Copy every line of the entries that includes the word "small".

-- START Exercise material --

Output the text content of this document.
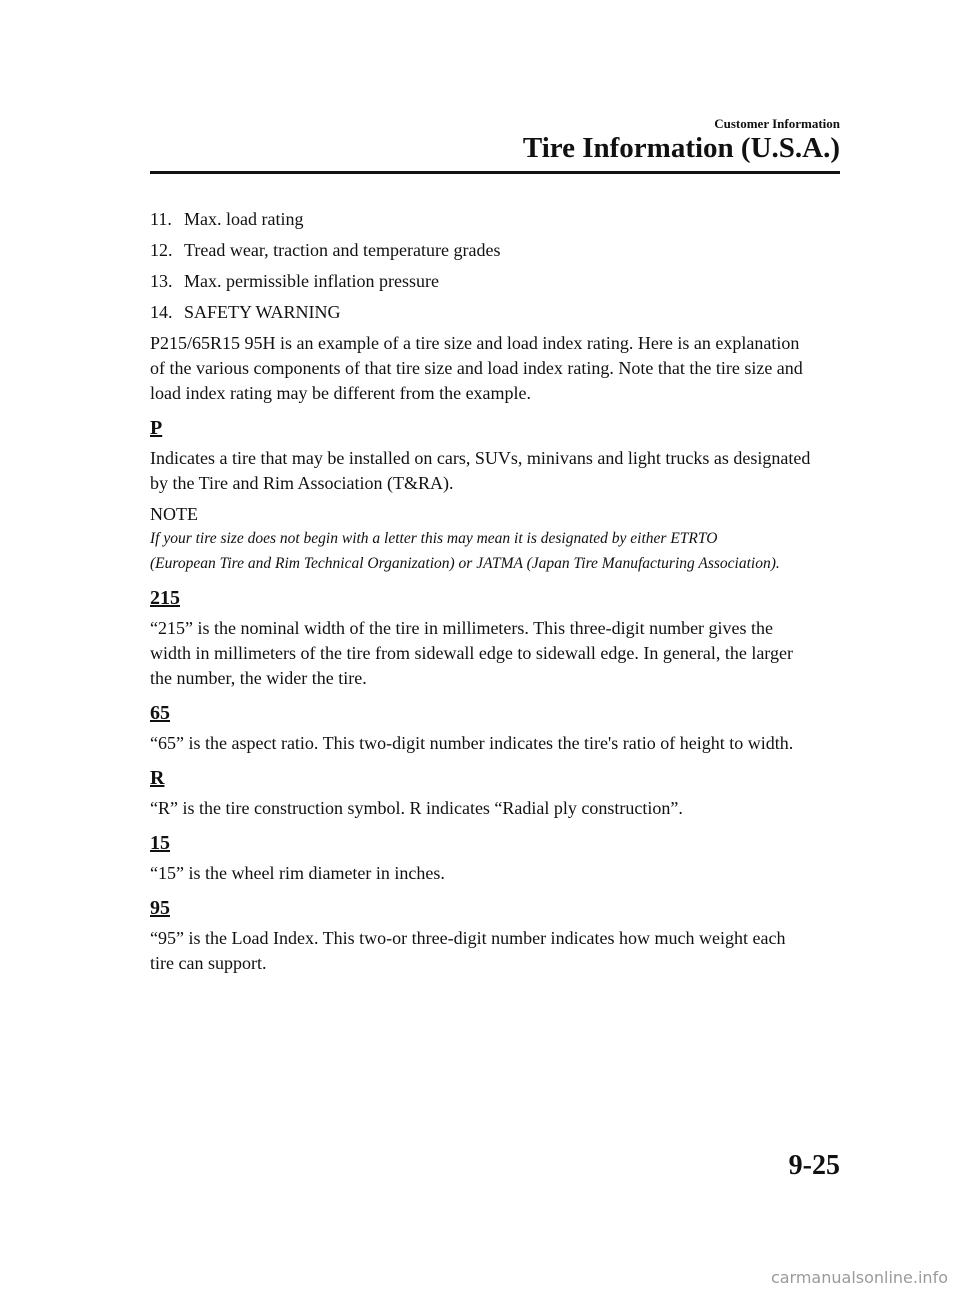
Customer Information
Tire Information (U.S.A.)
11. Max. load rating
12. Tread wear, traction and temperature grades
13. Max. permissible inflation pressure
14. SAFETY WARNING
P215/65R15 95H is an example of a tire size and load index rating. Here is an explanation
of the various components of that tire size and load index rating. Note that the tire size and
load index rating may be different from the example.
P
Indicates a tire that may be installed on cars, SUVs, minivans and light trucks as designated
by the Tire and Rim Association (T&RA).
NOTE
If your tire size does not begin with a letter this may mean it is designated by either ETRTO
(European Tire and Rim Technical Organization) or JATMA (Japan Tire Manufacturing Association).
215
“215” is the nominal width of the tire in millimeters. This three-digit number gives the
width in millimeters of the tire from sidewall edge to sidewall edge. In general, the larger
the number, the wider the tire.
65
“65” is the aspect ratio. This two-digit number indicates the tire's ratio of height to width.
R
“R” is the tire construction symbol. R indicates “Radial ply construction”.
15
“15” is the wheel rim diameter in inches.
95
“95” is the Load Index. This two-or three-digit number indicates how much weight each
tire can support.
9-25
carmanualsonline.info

-- END Exercise material --
-- START Exercise material --

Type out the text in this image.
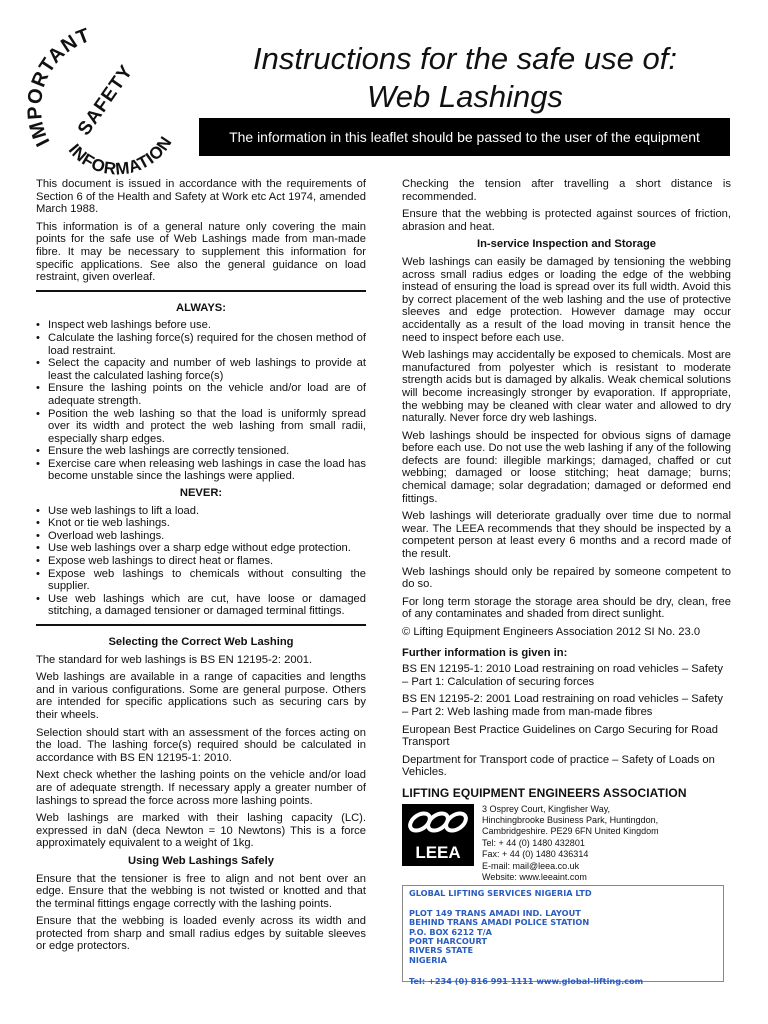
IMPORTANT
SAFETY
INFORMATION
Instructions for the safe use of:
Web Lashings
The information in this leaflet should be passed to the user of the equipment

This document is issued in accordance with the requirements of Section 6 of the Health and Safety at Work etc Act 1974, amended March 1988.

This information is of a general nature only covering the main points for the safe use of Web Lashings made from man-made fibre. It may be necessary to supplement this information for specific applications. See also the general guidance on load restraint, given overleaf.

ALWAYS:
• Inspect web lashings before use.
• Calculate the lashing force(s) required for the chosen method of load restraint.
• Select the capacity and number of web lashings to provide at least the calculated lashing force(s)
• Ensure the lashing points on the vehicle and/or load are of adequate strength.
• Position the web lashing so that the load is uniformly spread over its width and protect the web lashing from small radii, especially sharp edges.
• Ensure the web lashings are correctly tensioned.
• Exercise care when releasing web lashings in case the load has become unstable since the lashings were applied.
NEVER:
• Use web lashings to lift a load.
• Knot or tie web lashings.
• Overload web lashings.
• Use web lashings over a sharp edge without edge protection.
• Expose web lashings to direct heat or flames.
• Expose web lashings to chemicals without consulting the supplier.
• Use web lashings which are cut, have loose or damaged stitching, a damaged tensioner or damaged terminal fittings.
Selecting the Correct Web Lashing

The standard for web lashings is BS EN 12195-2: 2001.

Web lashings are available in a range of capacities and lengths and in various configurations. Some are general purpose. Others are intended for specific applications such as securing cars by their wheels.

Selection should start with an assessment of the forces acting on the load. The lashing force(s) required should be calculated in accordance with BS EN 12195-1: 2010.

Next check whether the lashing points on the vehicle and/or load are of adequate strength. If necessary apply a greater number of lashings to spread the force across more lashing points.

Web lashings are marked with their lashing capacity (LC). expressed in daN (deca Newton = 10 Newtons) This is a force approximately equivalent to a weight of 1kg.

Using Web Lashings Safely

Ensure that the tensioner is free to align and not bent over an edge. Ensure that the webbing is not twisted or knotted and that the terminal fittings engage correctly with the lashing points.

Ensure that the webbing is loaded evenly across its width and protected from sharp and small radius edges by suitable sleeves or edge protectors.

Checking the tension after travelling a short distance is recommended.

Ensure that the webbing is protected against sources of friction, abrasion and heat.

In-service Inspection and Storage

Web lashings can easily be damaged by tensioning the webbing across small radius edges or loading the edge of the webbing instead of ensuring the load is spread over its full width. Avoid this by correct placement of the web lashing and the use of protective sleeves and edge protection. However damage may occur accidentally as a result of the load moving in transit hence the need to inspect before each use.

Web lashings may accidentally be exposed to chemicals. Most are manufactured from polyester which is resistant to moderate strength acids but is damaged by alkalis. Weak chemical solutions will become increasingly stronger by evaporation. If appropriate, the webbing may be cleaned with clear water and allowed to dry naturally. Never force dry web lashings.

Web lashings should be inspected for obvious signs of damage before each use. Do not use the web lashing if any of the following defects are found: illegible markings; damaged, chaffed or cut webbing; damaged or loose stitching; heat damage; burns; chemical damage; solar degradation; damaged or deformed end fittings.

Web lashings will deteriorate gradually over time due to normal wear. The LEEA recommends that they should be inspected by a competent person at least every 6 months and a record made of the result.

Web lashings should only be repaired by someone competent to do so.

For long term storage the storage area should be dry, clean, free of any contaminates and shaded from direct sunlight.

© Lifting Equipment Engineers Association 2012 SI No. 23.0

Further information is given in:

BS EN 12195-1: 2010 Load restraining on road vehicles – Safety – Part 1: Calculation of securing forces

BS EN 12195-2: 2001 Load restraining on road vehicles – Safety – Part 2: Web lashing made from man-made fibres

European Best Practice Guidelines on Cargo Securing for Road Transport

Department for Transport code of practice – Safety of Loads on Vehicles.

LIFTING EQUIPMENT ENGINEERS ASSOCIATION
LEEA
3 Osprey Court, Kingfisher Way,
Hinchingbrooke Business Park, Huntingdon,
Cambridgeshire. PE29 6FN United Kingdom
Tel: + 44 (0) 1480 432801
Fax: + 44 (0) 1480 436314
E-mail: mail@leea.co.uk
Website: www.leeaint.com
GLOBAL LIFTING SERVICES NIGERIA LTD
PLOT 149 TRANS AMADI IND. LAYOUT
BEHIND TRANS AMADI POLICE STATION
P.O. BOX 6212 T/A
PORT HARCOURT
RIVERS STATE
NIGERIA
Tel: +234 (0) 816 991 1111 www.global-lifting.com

-- END Exercise material --

● **Correct response**:
• Position the web lashing so that the load is uniformly spread over its width and protect the web lashing from small radii, especially sharp edges.
Ensure that the webbing is loaded evenly across its width and protected from sharp and small radius edges by suitable sleeves or edge protectors.
Web lashings can easily be damaged by tensioning the webbing across small radius edges or loading the edge of the webbing instead of ensuring the load is spread over its full width. Avoid this by correct placement of the web lashing and the use of protective sleeves and edge protection. However damage may occur accidentally as a result of the load moving in transit hence the need to inspect before each use.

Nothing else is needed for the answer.